- WORK TO COMPLETE: Report every line below that holds the word "Snare".

(Dataset records)
>>>

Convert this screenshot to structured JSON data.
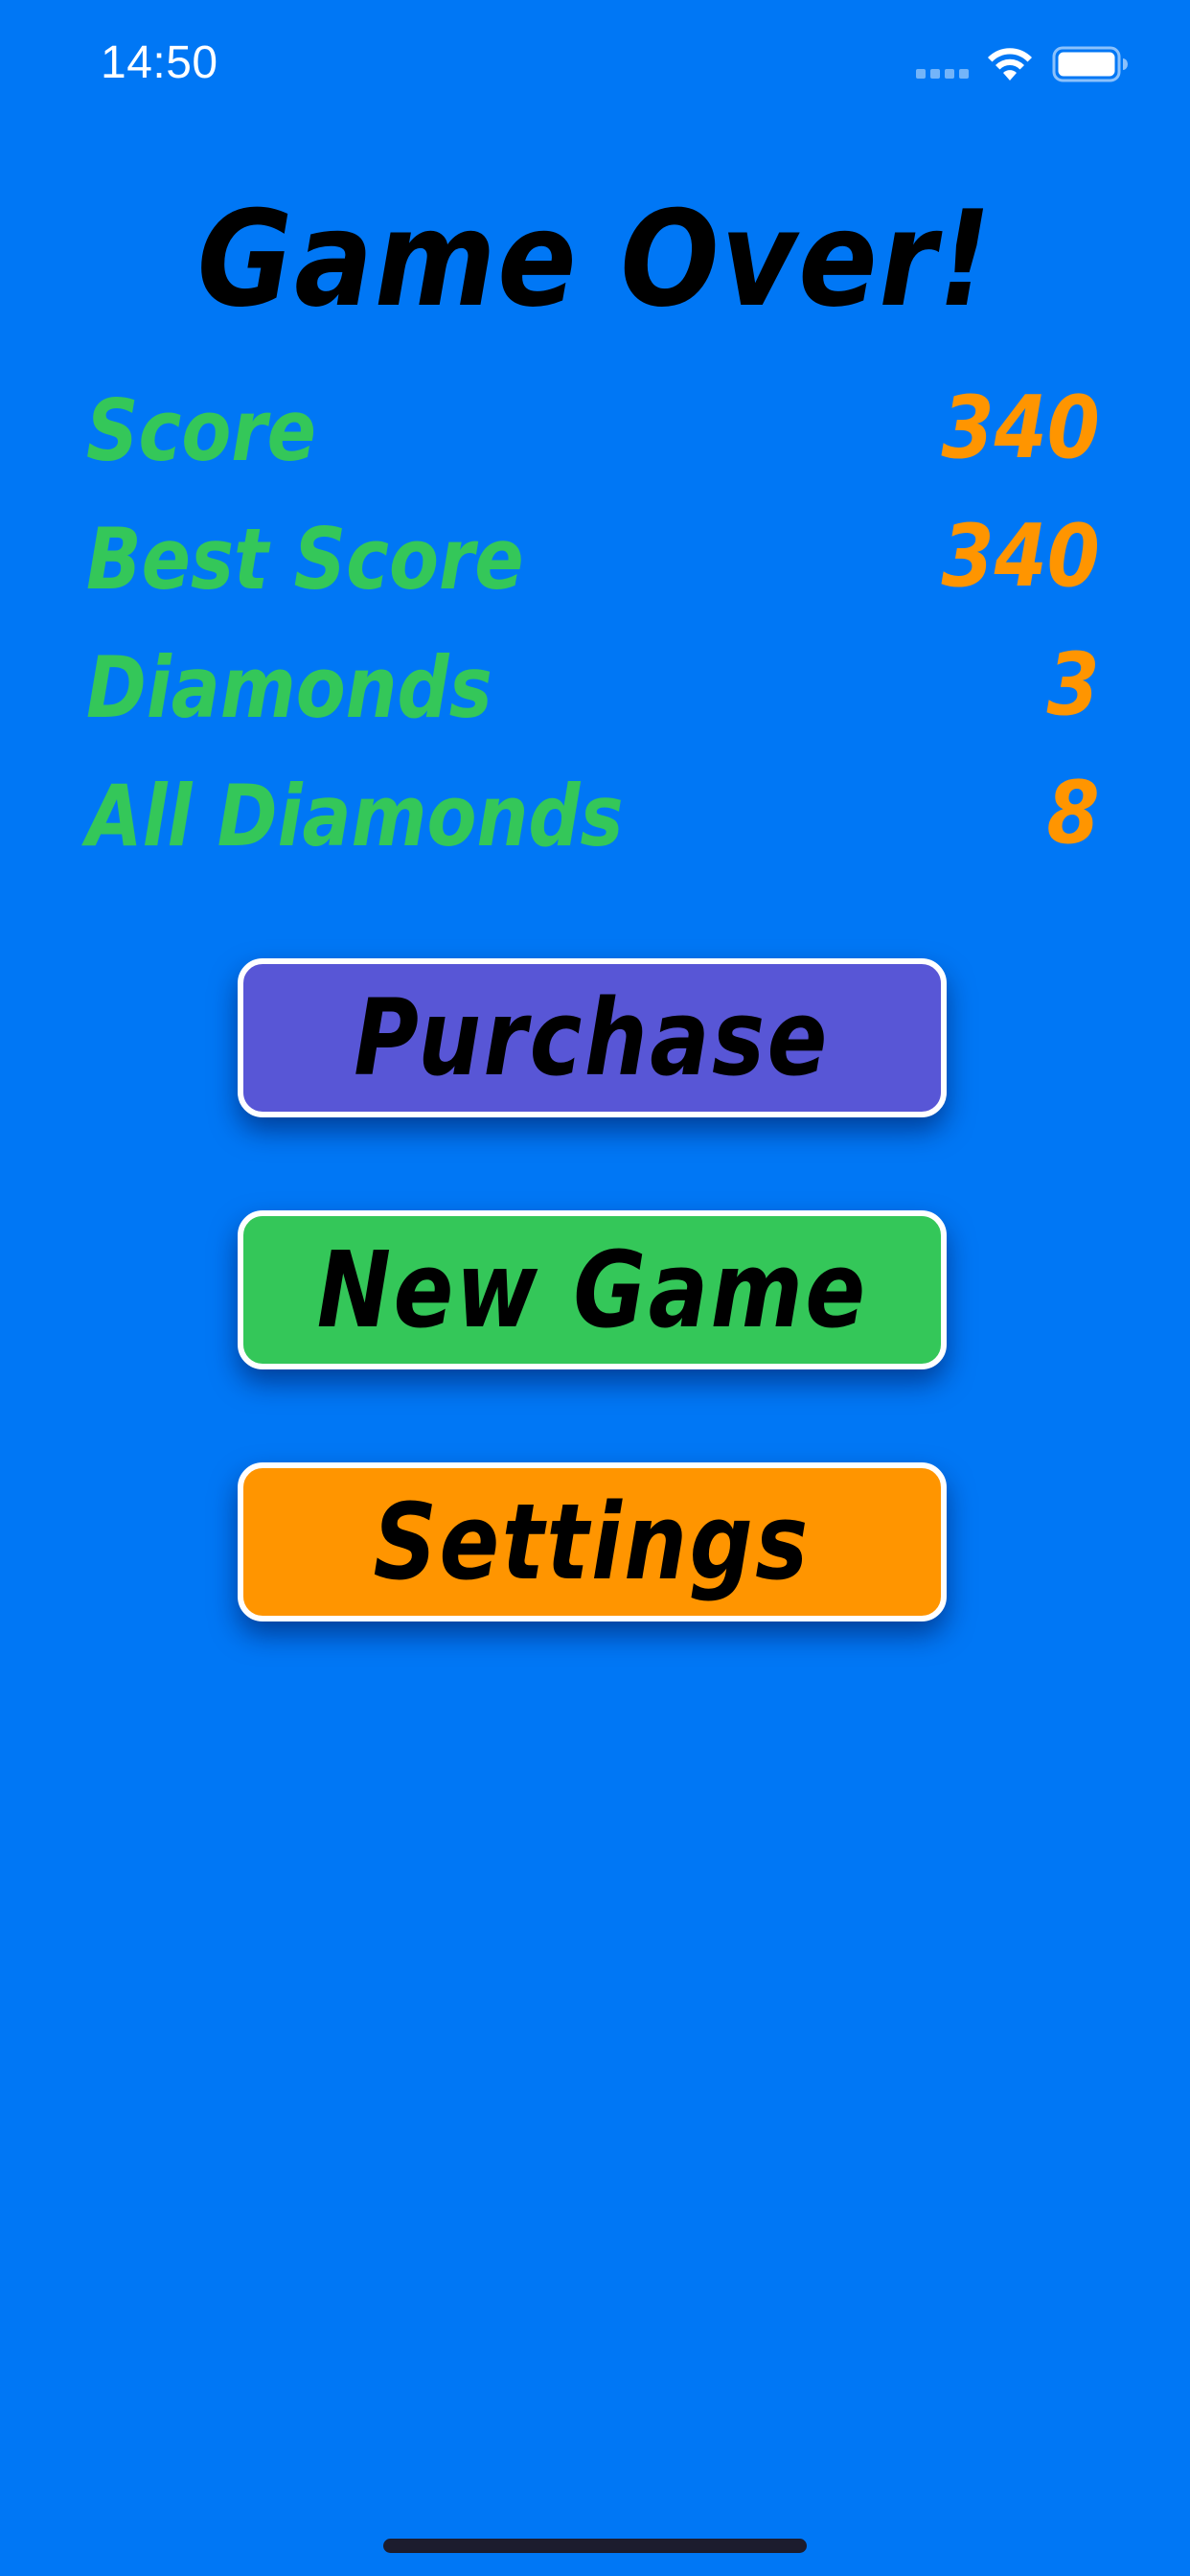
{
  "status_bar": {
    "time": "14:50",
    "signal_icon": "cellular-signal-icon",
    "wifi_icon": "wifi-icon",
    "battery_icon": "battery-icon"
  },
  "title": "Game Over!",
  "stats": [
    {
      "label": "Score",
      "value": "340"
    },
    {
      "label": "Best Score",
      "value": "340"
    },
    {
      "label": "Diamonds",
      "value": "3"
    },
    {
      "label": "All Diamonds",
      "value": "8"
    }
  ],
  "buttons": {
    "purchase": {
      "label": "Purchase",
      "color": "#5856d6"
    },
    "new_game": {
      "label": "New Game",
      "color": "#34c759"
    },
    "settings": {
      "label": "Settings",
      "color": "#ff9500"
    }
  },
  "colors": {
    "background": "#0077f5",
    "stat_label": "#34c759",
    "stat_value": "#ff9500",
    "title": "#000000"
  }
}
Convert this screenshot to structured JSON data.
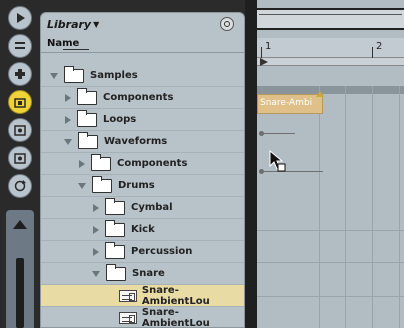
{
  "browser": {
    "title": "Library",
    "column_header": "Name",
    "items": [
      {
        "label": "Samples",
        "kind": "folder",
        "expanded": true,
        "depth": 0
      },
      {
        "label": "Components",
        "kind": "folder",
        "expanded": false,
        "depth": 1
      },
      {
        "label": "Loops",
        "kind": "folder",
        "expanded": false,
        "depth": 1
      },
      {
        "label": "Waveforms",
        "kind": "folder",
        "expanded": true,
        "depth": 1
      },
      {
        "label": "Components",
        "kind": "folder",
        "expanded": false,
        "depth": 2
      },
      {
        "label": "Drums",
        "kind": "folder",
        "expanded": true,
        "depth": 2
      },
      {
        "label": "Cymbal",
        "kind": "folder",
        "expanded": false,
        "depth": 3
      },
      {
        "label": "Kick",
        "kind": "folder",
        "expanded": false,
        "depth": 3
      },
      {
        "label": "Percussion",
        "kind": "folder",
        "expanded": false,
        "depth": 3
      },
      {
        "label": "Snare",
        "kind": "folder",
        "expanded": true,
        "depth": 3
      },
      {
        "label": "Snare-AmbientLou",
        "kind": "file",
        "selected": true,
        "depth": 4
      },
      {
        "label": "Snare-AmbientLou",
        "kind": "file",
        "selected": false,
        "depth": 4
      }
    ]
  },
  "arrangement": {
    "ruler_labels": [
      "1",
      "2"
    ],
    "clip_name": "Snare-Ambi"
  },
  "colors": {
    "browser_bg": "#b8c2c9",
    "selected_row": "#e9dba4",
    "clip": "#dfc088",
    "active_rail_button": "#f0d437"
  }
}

<<<

- SOLUTION TO THE EXERCISE:
        "label": "Snare",
        "label": "Snare-AmbientLou",
        "label": "Snare-AmbientLou",
    "clip_name": "Snare-Ambi"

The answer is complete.